**SOURCE MATERIAL**:
-*-

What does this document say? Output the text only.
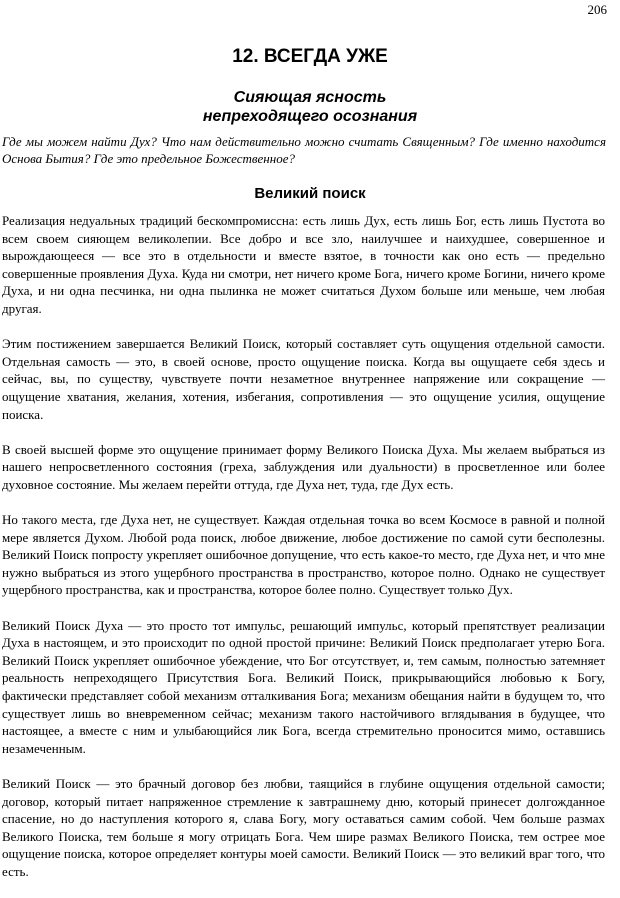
206
12. ВСЕГДА УЖЕ
Сияющая ясность
непреходящего осознания
Где мы можем найти Дух? Что нам действительно можно считать Священным? Где именно находится Основа Бытия? Где это предельное Божественное?
Великий поиск

Реализация недуальных традиций бескомпромиссна: есть лишь Дух, есть лишь Бог, есть лишь Пустота во всем своем сияющем великолепии. Все добро и все зло, наилучшее и наихудшее, совершенное и вырождающееся — все это в отдельности и вместе взятое, в точности как оно есть — предельно совершенные проявления Духа. Куда ни смотри, нет ничего кроме Бога, ничего кроме Богини, ничего кроме Духа, и ни одна песчинка, ни одна пылинка не может считаться Духом больше или меньше, чем любая другая.

Этим постижением завершается Великий Поиск, который составляет суть ощущения отдельной самости. Отдельная самость — это, в своей основе, просто ощущение поиска. Когда вы ощущаете себя здесь и сейчас, вы, по существу, чувствуете почти незаметное внутреннее напряжение или сокращение — ощущение хватания, желания, хотения, избегания, сопротивления — это ощущение усилия, ощущение поиска.

В своей высшей форме это ощущение принимает форму Великого Поиска Духа. Мы желаем выбраться из нашего непросветленного состояния (греха, заблуждения или дуальности) в просветленное или более духовное состояние. Мы желаем перейти оттуда, где Духа нет, туда, где Дух есть.

Но такого места, где Духа нет, не существует. Каждая отдельная точка во всем Космосе в равной и полной мере является Духом. Любой рода поиск, любое движение, любое достижение по самой сути бесполезны. Великий Поиск попросту укрепляет ошибочное допущение, что есть какое-то место, где Духа нет, и что мне нужно выбраться из этого ущербного пространства в пространство, которое полно. Однако не существует ущербного пространства, как и пространства, которое более полно. Существует только Дух.

Великий Поиск Духа — это просто тот импульс, решающий импульс, который препятствует реализации Духа в настоящем, и это происходит по одной простой причине: Великий Поиск предполагает утерю Бога. Великий Поиск укрепляет ошибочное убеждение, что Бог отсутствует, и, тем самым, полностью затемняет реальность непреходящего Присутствия Бога. Великий Поиск, прикрывающийся любовью к Богу, фактически представляет собой механизм отталкивания Бога; механизм обещания найти в будущем то, что существует лишь во вневременном сейчас; механизм такого настойчивого вглядывания в будущее, что настоящее, а вместе с ним и улыбающийся лик Бога, всегда стремительно проносится мимо, оставшись незамеченным.

Великий Поиск — это брачный договор без любви, таящийся в глубине ощущения отдельной самости; договор, который питает напряженное стремление к завтрашнему дню, который принесет долгожданное спасение, но до наступления которого я, слава Богу, могу оставаться самим собой. Чем больше размах Великого Поиска, тем больше я могу отрицать Бога. Чем шире размах Великого Поиска, тем острее мое ощущение поиска, которое определяет контуры моей самости. Великий Поиск — это великий враг того, что есть.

-*-

**CHALLENGE**: Where a line holds "отдельной", copy it out.

**OUTPUT OF THE EXERCISE**:
Этим постижением завершается Великий Поиск, который составляет суть ощущения отдельной самости. Отдельная самость — это, в своей основе, просто ощущение поиска. Когда вы ощущаете себя здесь и сейчас, вы, по существу, чувствуете почти незаметное внутреннее напряжение или сокращение — ощущение хватания, желания, хотения, избегания, сопротивления — это ощущение усилия, ощущение поиска.
Великий Поиск — это брачный договор без любви, таящийся в глубине ощущения отдельной самости; договор, который питает напряженное стремление к завтрашнему дню, который принесет долгожданное спасение, но до наступления которого я, слава Богу, могу оставаться самим собой. Чем больше размах Великого Поиска, тем больше я могу отрицать Бога. Чем шире размах Великого Поиска, тем острее мое ощущение поиска, которое определяет контуры моей самости. Великий Поиск — это великий враг того, что есть.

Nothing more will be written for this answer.